━━ Record excerpts

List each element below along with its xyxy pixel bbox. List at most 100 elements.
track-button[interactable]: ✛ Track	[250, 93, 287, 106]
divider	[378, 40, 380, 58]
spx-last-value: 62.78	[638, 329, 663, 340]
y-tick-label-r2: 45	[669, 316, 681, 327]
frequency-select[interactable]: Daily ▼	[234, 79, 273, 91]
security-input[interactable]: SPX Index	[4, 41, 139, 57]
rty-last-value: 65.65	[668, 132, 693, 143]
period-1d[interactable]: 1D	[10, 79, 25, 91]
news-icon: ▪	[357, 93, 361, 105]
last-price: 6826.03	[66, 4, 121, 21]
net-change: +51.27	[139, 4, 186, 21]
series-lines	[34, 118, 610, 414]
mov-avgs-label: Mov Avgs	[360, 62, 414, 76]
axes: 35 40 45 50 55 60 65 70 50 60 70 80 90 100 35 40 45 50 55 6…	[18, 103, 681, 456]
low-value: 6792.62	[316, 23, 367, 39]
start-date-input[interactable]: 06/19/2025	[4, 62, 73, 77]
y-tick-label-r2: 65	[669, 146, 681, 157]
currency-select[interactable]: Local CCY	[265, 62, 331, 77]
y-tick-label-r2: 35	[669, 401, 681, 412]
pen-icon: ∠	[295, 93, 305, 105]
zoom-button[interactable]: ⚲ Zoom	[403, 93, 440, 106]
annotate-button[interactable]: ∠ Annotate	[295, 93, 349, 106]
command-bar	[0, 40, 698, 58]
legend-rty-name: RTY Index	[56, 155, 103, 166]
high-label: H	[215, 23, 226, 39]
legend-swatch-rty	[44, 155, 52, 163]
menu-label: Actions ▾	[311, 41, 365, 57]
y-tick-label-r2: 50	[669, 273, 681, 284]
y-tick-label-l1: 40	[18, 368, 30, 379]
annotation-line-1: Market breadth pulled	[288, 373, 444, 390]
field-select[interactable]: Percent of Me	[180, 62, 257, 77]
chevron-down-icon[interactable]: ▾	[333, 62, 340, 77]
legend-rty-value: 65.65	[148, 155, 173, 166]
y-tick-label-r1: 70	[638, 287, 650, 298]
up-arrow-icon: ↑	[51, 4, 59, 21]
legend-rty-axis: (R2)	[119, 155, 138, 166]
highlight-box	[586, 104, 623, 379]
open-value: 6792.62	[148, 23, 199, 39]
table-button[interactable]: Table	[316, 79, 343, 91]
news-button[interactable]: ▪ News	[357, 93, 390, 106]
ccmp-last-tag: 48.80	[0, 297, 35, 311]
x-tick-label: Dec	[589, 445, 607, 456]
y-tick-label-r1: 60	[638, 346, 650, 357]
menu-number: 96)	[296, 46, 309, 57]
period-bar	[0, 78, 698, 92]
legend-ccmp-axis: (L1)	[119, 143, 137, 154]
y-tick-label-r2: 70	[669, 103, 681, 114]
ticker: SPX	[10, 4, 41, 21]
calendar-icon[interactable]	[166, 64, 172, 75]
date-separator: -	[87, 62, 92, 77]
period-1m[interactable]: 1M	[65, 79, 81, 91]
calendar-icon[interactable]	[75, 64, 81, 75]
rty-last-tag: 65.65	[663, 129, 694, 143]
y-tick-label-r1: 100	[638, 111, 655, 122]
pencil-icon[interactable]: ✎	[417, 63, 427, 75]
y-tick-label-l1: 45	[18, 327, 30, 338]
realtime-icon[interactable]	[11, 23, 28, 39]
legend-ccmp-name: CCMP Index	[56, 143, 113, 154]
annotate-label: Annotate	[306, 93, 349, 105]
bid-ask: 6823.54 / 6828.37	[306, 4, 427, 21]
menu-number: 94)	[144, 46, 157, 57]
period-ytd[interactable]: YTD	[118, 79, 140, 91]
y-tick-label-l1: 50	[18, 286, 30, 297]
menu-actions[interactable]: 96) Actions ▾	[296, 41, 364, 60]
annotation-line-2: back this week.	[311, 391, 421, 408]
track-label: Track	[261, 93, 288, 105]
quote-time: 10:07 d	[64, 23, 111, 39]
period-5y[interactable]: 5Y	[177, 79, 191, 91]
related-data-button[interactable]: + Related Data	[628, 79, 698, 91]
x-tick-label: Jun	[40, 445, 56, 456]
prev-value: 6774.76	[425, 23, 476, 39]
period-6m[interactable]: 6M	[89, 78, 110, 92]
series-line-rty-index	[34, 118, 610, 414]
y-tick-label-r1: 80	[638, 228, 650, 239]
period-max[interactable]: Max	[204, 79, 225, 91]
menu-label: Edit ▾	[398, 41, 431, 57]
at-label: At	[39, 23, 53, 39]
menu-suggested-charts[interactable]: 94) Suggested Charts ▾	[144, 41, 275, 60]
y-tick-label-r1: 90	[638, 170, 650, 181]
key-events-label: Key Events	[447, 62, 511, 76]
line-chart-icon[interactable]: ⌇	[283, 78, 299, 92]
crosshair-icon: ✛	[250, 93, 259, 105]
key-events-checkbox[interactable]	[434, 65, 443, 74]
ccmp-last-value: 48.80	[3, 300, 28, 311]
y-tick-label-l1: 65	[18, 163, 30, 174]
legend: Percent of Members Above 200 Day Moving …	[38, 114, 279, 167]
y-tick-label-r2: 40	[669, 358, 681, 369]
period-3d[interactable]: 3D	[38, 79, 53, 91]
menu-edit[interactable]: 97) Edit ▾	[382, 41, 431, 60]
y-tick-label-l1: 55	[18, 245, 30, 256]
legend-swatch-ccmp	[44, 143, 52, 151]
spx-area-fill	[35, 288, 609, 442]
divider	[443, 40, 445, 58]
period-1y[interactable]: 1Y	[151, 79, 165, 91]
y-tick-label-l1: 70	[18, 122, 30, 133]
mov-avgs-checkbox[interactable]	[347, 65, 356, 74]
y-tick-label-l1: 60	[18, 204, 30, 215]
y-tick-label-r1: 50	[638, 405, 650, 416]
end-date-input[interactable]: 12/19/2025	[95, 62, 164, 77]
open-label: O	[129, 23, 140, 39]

━━━━

Reproduce the data above line for line, with no changes.

Final answer –
List each element below along with its xyxy pixel bbox. List at most 100 elements.
track-button[interactable]: ✛ Track	[250, 93, 287, 106]
divider	[378, 40, 380, 58]
spx-last-value: 62.78	[638, 329, 663, 340]
y-tick-label-r2: 45	[669, 316, 681, 327]
frequency-select[interactable]: Daily ▼	[234, 79, 273, 91]
security-input[interactable]: SPX Index	[4, 41, 139, 57]
rty-last-value: 65.65	[668, 132, 693, 143]
period-1d[interactable]: 1D	[10, 79, 25, 91]
news-icon: ▪	[357, 93, 361, 105]
last-price: 6826.03	[66, 4, 121, 21]
net-change: +51.27	[139, 4, 186, 21]
series-lines	[34, 118, 610, 414]
mov-avgs-label: Mov Avgs	[360, 62, 414, 76]
axes: 35 40 45 50 55 60 65 70 50 60 70 80 90 100 35 40 45 50 55 6…	[18, 103, 681, 456]
low-value: 6792.62	[316, 23, 367, 39]
start-date-input[interactable]: 06/19/2025	[4, 62, 73, 77]
y-tick-label-r2: 65	[669, 146, 681, 157]
currency-select[interactable]: Local CCY	[265, 62, 331, 77]
y-tick-label-r2: 35	[669, 401, 681, 412]
pen-icon: ∠	[295, 93, 305, 105]
zoom-button[interactable]: ⚲ Zoom	[403, 93, 440, 106]
annotate-button[interactable]: ∠ Annotate	[295, 93, 349, 106]
command-bar	[0, 40, 698, 58]
legend-rty-name: RTY Index	[56, 155, 103, 166]
high-label: H	[215, 23, 226, 39]
legend-swatch-rty	[44, 155, 52, 163]
menu-label: Actions ▾	[311, 41, 365, 57]
y-tick-label-r2: 50	[669, 273, 681, 284]
y-tick-label-l1: 40	[18, 368, 30, 379]
annotation-line-1: Market breadth pulled	[288, 373, 444, 390]
field-select[interactable]: Percent of Me	[180, 62, 257, 77]
chevron-down-icon[interactable]: ▾	[333, 62, 340, 77]
legend-rty-value: 65.65	[148, 155, 173, 166]
y-tick-label-r1: 70	[638, 287, 650, 298]
up-arrow-icon: ↑	[51, 4, 59, 21]
legend-rty-axis: (R2)	[119, 155, 138, 166]
highlight-box	[586, 104, 623, 379]
open-value: 6792.62	[148, 23, 199, 39]
table-button[interactable]: Table	[316, 79, 343, 91]
news-button[interactable]: ▪ News	[357, 93, 390, 106]
ccmp-last-tag: 48.80	[0, 297, 35, 311]
x-tick-label: Dec	[589, 445, 607, 456]
y-tick-label-r1: 60	[638, 346, 650, 357]
menu-number: 96)	[296, 46, 309, 57]
period-bar	[0, 78, 698, 92]
legend-ccmp-axis: (L1)	[119, 143, 137, 154]
y-tick-label-r2: 70	[669, 103, 681, 114]
ticker: SPX	[10, 4, 41, 21]
calendar-icon[interactable]	[166, 64, 172, 75]
date-separator: -	[87, 62, 92, 77]
period-1m[interactable]: 1M	[65, 79, 81, 91]
calendar-icon[interactable]	[75, 64, 81, 75]
rty-last-tag: 65.65	[663, 129, 694, 143]
y-tick-label-r1: 100	[638, 111, 655, 122]
pencil-icon[interactable]: ✎	[417, 63, 427, 75]
y-tick-label-l1: 45	[18, 327, 30, 338]
realtime-icon[interactable]	[11, 23, 28, 39]
legend-ccmp-name: CCMP Index	[56, 143, 113, 154]
annotate-label: Annotate	[306, 93, 349, 105]
bid-ask: 6823.54 / 6828.37	[306, 4, 427, 21]
menu-number: 94)	[144, 46, 157, 57]
period-ytd[interactable]: YTD	[118, 79, 140, 91]
y-tick-label-l1: 50	[18, 286, 30, 297]
menu-actions[interactable]: 96) Actions ▾	[296, 41, 364, 60]
annotation-line-2: back this week.	[311, 391, 421, 408]
track-label: Track	[261, 93, 288, 105]
quote-time: 10:07 d	[64, 23, 111, 39]
period-5y[interactable]: 5Y	[177, 79, 191, 91]
related-data-button[interactable]: + Related Data	[628, 79, 698, 91]
x-tick-label: Jun	[40, 445, 56, 456]
prev-value: 6774.76	[425, 23, 476, 39]
period-6m[interactable]: 6M	[89, 78, 110, 92]
series-line-rty-index	[34, 118, 610, 414]
y-tick-label-r1: 80	[638, 228, 650, 239]
period-max[interactable]: Max	[204, 79, 225, 91]
menu-label: Edit ▾	[398, 41, 431, 57]
at-label: At	[39, 23, 53, 39]
menu-suggested-charts[interactable]: 94) Suggested Charts ▾	[144, 41, 275, 60]
y-tick-label-r1: 90	[638, 170, 650, 181]
key-events-label: Key Events	[447, 62, 511, 76]
line-chart-icon[interactable]: ⌇	[283, 78, 299, 92]
crosshair-icon: ✛	[250, 93, 259, 105]
key-events-checkbox[interactable]	[434, 65, 443, 74]
ccmp-last-value: 48.80	[3, 300, 28, 311]
y-tick-label-l1: 65	[18, 163, 30, 174]
legend: Percent of Members Above 200 Day Moving …	[38, 114, 279, 167]
y-tick-label-r2: 40	[669, 358, 681, 369]
period-3d[interactable]: 3D	[38, 79, 53, 91]
menu-edit[interactable]: 97) Edit ▾	[382, 41, 431, 60]
y-tick-label-l1: 55	[18, 245, 30, 256]
legend-swatch-ccmp	[44, 143, 52, 151]
spx-area-fill	[35, 288, 609, 442]
divider	[443, 40, 445, 58]
period-1y[interactable]: 1Y	[151, 79, 165, 91]
y-tick-label-l1: 70	[18, 122, 30, 133]
mov-avgs-checkbox[interactable]	[347, 65, 356, 74]
y-tick-label-l1: 60	[18, 204, 30, 215]
y-tick-label-r1: 50	[638, 405, 650, 416]
end-date-input[interactable]: 12/19/2025	[95, 62, 164, 77]
open-label: O	[129, 23, 140, 39]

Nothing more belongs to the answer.